Records:
--------------------------------------------------
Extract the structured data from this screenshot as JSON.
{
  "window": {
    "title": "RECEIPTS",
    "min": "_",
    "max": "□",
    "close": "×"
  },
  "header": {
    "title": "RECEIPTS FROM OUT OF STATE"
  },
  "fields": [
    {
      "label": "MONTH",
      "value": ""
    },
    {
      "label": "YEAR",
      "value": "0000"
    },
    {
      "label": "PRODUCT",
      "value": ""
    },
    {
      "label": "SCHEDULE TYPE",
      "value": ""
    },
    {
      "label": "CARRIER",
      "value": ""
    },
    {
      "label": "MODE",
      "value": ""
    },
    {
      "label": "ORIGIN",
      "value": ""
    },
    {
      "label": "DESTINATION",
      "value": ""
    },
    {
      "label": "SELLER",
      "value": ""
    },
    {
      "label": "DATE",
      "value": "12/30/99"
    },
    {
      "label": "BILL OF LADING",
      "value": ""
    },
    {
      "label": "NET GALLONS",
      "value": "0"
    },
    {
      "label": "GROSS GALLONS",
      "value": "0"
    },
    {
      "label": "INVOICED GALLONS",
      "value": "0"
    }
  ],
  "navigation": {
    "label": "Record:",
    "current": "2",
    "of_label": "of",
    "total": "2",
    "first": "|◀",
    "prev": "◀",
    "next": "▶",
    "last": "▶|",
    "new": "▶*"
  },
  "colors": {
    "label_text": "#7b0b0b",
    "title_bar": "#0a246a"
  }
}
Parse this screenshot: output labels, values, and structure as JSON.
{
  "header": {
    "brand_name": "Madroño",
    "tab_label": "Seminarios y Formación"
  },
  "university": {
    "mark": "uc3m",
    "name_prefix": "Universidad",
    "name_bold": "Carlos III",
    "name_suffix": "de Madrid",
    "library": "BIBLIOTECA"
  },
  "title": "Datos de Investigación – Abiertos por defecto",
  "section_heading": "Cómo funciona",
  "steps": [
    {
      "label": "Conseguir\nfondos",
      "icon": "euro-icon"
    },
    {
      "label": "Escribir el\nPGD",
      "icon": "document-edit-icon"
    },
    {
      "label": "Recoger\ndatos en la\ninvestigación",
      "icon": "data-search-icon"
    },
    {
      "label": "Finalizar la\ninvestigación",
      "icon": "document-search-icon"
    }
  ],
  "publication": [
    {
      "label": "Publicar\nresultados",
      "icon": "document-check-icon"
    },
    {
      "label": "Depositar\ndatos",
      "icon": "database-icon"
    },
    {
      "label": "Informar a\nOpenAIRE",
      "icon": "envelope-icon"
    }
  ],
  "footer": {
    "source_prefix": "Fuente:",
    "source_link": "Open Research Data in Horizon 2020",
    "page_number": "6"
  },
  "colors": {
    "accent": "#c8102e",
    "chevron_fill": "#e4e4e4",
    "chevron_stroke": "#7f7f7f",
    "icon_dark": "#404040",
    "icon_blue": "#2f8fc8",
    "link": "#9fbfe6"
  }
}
--------------------------------------------------
_Required task:_ Identify which lines contain the word "ninvestigación" and copy each one.

_Full output:_
      "label": "Recoger\ndatos en la\ninvestigación",
      "label": "Finalizar la\ninvestigación",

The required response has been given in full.